━━━━━ LISTED RECORDS ━━━━━

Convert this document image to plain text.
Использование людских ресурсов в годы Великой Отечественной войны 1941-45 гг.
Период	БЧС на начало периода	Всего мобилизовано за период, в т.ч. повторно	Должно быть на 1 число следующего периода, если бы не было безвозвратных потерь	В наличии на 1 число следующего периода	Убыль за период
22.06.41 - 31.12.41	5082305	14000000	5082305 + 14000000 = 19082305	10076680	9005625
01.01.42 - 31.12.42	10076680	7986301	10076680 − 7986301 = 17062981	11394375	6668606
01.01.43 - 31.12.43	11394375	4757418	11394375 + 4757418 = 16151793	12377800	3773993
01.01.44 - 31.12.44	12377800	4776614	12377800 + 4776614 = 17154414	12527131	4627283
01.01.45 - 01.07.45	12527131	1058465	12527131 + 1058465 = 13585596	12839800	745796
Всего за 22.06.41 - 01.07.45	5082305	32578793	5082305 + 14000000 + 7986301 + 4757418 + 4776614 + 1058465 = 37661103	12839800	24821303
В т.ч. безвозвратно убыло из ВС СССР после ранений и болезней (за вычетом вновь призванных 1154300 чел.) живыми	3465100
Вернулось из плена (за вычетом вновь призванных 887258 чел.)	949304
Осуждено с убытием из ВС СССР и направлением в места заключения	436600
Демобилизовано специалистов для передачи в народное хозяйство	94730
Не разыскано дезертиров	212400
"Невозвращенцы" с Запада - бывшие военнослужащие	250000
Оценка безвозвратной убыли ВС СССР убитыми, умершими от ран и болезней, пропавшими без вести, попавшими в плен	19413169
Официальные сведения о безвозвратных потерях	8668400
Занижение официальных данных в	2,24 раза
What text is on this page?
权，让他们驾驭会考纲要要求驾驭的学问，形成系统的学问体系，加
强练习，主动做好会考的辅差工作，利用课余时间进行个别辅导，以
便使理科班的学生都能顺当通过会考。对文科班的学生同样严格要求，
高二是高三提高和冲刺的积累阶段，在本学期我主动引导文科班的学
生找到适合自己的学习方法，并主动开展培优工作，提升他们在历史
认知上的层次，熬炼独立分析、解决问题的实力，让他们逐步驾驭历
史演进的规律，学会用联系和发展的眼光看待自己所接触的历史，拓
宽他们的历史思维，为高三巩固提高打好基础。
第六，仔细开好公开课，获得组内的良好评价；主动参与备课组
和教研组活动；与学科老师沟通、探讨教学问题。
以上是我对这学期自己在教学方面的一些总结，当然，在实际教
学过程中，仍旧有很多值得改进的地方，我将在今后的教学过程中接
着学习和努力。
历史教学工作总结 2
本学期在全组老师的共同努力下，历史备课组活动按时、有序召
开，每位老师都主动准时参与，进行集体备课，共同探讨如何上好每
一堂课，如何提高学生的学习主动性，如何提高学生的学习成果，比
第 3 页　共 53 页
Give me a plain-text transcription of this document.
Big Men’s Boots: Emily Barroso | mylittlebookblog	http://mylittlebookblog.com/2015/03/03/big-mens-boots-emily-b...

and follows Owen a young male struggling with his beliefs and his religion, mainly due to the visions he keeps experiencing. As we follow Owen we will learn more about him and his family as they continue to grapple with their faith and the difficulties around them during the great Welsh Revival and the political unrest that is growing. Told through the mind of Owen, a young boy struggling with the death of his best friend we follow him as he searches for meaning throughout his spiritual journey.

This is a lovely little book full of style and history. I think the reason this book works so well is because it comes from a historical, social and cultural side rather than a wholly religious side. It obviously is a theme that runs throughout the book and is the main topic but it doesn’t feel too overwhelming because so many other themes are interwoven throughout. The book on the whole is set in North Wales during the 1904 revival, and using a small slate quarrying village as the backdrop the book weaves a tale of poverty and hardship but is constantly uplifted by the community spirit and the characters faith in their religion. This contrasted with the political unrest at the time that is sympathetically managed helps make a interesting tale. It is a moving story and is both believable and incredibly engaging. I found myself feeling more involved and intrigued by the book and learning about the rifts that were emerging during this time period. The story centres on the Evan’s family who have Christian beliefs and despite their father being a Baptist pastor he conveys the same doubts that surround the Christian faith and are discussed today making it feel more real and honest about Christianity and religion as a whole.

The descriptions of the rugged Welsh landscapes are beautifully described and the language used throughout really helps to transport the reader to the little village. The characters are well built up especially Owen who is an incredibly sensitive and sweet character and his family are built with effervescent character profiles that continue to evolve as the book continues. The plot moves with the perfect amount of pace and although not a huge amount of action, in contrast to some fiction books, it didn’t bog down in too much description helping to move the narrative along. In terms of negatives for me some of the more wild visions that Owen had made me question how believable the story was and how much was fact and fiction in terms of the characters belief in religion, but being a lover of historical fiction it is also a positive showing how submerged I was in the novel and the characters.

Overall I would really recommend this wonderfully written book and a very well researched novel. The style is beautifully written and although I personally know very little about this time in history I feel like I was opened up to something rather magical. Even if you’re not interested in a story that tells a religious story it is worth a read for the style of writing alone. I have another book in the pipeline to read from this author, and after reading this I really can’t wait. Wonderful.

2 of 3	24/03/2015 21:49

━━━━━

*PROBLEM DESCRIPTION*: Your answer should be a single number: the count of lines in the material above that contain "plain".

*FULL RESPONSE*: 2